+++ Provided records

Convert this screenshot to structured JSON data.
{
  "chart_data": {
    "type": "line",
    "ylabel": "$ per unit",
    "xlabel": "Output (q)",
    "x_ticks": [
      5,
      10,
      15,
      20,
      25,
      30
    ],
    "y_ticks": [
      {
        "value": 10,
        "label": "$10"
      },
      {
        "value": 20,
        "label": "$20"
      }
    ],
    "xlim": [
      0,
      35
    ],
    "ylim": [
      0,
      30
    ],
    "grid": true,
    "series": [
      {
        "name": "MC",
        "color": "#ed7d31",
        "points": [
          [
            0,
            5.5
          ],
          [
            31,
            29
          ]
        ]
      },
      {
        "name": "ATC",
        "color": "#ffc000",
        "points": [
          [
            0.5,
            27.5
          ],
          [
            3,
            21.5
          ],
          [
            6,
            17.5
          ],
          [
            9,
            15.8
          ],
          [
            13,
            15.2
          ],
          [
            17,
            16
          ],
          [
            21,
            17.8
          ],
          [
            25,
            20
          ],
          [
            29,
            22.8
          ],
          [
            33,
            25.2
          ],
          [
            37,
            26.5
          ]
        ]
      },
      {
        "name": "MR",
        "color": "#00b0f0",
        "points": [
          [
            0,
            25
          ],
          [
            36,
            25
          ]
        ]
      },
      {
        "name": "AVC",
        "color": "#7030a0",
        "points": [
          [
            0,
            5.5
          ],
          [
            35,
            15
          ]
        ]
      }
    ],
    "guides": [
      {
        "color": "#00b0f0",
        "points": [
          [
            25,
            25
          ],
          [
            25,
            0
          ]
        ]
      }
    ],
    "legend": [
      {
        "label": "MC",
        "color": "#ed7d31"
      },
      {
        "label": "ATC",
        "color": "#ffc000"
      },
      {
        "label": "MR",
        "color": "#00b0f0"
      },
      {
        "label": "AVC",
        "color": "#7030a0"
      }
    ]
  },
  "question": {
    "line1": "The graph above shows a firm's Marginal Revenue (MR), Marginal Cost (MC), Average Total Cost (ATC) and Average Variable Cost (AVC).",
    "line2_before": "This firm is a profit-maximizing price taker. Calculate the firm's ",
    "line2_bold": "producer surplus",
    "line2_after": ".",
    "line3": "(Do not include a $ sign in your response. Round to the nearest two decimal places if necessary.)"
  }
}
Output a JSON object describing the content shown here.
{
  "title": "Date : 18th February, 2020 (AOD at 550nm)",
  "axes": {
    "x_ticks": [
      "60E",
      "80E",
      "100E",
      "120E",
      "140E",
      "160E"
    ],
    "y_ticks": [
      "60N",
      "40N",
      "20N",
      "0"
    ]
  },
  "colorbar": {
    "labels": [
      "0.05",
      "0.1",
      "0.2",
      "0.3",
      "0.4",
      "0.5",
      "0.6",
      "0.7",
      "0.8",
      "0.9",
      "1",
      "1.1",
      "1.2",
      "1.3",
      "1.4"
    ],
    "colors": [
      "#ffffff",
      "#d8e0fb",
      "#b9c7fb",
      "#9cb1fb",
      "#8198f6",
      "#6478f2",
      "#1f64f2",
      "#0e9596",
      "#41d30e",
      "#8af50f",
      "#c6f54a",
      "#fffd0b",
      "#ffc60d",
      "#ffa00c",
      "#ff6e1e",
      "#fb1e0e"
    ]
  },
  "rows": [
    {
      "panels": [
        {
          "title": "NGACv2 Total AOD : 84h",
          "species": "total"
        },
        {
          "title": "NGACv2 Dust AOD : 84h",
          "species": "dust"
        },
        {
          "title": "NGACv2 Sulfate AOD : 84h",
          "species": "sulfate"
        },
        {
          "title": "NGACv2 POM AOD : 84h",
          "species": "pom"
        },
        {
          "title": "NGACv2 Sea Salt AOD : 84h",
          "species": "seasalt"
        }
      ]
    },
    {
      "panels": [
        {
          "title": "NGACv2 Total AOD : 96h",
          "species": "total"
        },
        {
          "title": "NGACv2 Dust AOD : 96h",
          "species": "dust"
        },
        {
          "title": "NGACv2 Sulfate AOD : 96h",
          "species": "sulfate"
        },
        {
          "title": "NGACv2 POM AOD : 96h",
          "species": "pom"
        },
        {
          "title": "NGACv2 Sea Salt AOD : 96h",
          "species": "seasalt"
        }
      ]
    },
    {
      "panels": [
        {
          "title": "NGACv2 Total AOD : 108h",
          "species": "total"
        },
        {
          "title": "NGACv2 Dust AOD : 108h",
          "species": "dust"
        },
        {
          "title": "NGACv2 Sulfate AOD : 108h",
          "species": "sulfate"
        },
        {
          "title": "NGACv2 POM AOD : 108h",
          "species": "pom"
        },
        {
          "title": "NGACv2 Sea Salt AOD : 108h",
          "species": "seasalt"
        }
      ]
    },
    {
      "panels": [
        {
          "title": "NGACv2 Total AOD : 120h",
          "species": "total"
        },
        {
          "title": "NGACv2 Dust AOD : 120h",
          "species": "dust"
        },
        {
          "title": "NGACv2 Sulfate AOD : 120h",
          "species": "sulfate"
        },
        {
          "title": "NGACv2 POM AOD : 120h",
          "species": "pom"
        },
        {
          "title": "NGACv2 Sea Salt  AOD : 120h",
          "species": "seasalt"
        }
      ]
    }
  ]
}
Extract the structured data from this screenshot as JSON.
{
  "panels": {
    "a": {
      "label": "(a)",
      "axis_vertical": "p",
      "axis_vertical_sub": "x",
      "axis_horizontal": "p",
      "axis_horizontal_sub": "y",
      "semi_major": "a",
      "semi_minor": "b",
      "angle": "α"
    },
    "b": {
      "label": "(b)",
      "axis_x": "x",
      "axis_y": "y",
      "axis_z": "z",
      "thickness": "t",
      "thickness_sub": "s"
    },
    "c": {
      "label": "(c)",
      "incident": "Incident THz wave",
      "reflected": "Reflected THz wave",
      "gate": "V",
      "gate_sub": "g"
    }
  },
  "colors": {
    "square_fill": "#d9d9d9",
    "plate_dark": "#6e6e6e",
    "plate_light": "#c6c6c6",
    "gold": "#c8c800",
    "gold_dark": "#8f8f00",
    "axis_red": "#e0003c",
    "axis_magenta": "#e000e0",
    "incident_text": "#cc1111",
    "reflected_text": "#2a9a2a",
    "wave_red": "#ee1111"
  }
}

++++++

> **Task**: Using the entries above, find all lines with "firm". Copy them.

> **Result for this task**:
    "line1": "The graph above shows a firm's Marginal Revenue (MR), Marginal Cost (MC), Average Total Cost (ATC) and Average Variable Cost (AVC).",
    "line2_before": "This firm is a profit-maximizing price taker. Calculate the firm's ",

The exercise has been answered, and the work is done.